Copy out all lines that hold "แบบสร".
## START
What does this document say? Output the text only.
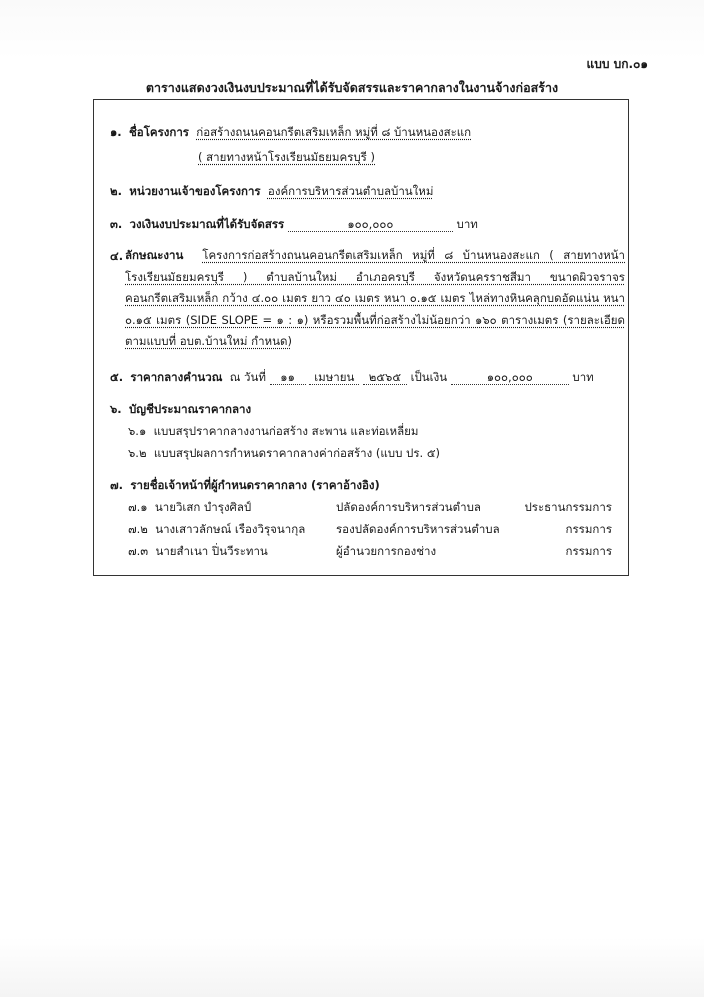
แบบ บก.๐๑
ตารางแสดงวงเงินงบประมาณที่ได้รับจัดสรรและราคากลางในงานจ้างก่อสร้าง
๑. ชื่อโครงการ ก่อสร้างถนนคอนกรีตเสริมเหล็ก หมู่ที่ ๘ บ้านหนองสะแก
( สายทางหน้าโรงเรียนมัธยมครบุรี )
๒. หน่วยงานเจ้าของโครงการ องค์การบริหารส่วนตำบลบ้านใหม่
๓. วงเงินงบประมาณที่ได้รับจัดสรร	๑๐๐,๐๐๐	บาท
๔. ลักษณะงาน โครงการก่อสร้างถนนคอนกรีตเสริมเหล็ก หมู่ที่ ๘ บ้านหนองสะแก ( สายทางหน้าโรงเรียนมัธยมครบุรี ) ตำบลบ้านใหม่ อำเภอครบุรี จังหวัดนครราชสีมา ขนาดผิวจราจรคอนกรีตเสริมเหล็ก กว้าง ๔.๐๐ เมตร ยาว ๔๐ เมตร หนา ๐.๑๕ เมตร ไหล่ทางหินคลุกบดอัดแน่น หนา ๐.๑๕ เมตร (SIDE SLOPE = ๑ : ๑) หรือรวมพื้นที่ก่อสร้างไม่น้อยกว่า ๑๖๐ ตารางเมตร (รายละเอียดตามแบบที่ อบต.บ้านใหม่ กำหนด)
๕. ราคากลางคำนวณ ณ วันที่ ๑๑ เมษายน ๒๕๖๕ เป็นเงิน	๑๐๐,๐๐๐	บาท
๖. บัญชีประมาณราคากลาง
๖.๑ แบบสรุปราคากลางงานก่อสร้าง สะพาน และท่อเหลี่ยม
๖.๒ แบบสรุปผลการกำหนดราคากลางค่าก่อสร้าง (แบบ ปร. ๕)
๗. รายชื่อเจ้าหน้าที่ผู้กำหนดราคากลาง (ราคาอ้างอิง)
๗.๑ นายวิเสก บำรุงศิลป์	ปลัดองค์การบริหารส่วนตำบล	ประธานกรรมการ
๗.๒ นางเสาวลักษณ์ เรืองวิรุจนากุล	รองปลัดองค์การบริหารส่วนตำบล	กรรมการ
๗.๓ นายสำเนา ปิ่นวีระทาน	ผู้อำนวยการกองช่าง	กรรมการ
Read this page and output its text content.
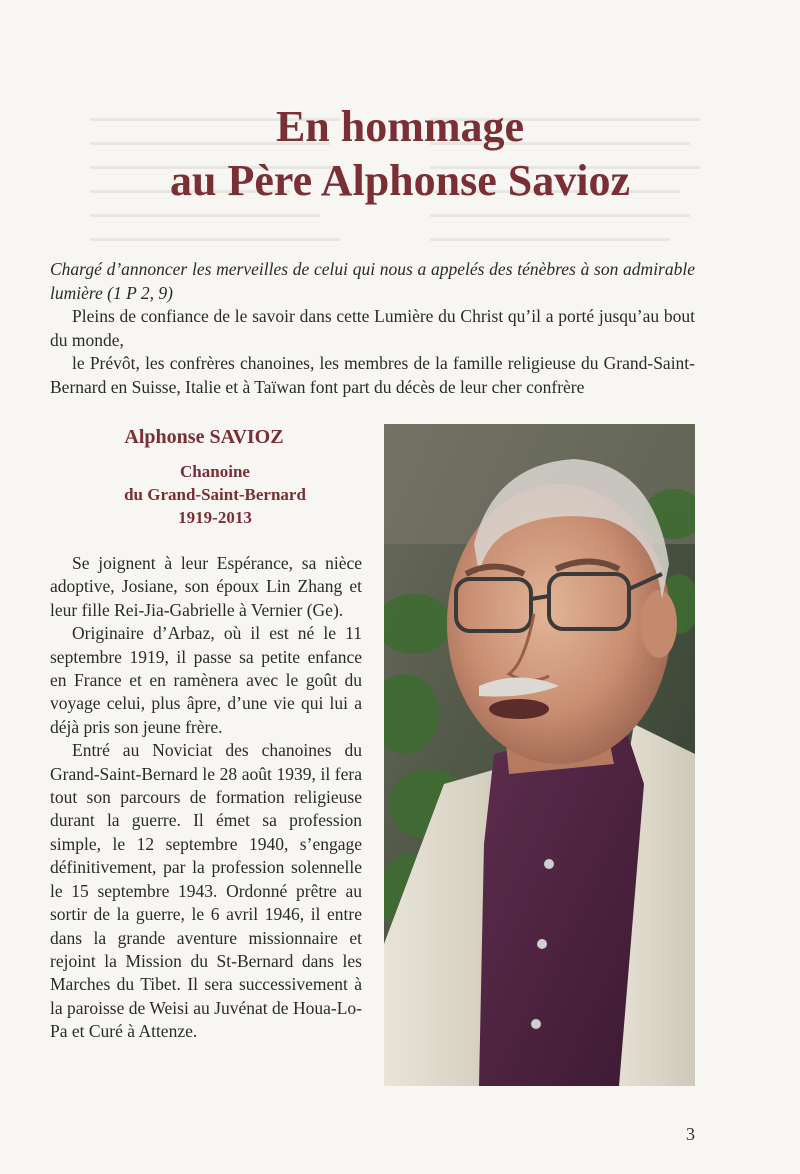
En hommage
au Père Alphonse Savioz

Chargé d’annoncer les merveilles de celui qui nous a appelés des ténèbres à son admirable lumière (1 P 2, 9)

Pleins de confiance de le savoir dans cette Lumière du Christ qu’il a porté jusqu’au bout du monde,

le Prévôt, les confrères chanoines, les membres de la famille religieuse du Grand-Saint-Bernard en Suisse, Italie et à Taïwan font part du décès de leur cher confrère

Alphonse SAVIOZ
Chanoine
du Grand-Saint-Bernard
1919-2013

Se joignent à leur Espérance, sa nièce adoptive, Josiane, son époux Lin Zhang et leur fille Rei-Jia-Gabrielle à Vernier (Ge).

Originaire d’Arbaz, où il est né le 11 septembre 1919, il passe sa petite enfance en France et en ramènera avec le goût du voyage celui, plus âpre, d’une vie qui lui a déjà pris son jeune frère.

Entré au Noviciat des chanoines du Grand-Saint-Bernard le 28 août 1939, il fera tout son parcours de formation religieuse durant la guerre. Il émet sa profession simple, le 12 septembre 1940, s’engage définitivement, par la profession solennelle le 15 septembre 1943. Ordonné prêtre au sortir de la guerre, le 6 avril 1946, il entre dans la grande aventure missionnaire et rejoint la Mission du St-Bernard dans les Marches du Tibet. Il sera successivement à la paroisse de Weisi au Juvénat de Houa-Lo-Pa et Curé à Attenze.

3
## END
Finished task >>
๖.๑ แบบสรุปราคากลางงานก่อสร้าง สะพาน และท่อเหลี่ยม
๖.๒ แบบสรุปผลการกำหนดราคากลางค่าก่อสร้าง (แบบ ปร. ๕)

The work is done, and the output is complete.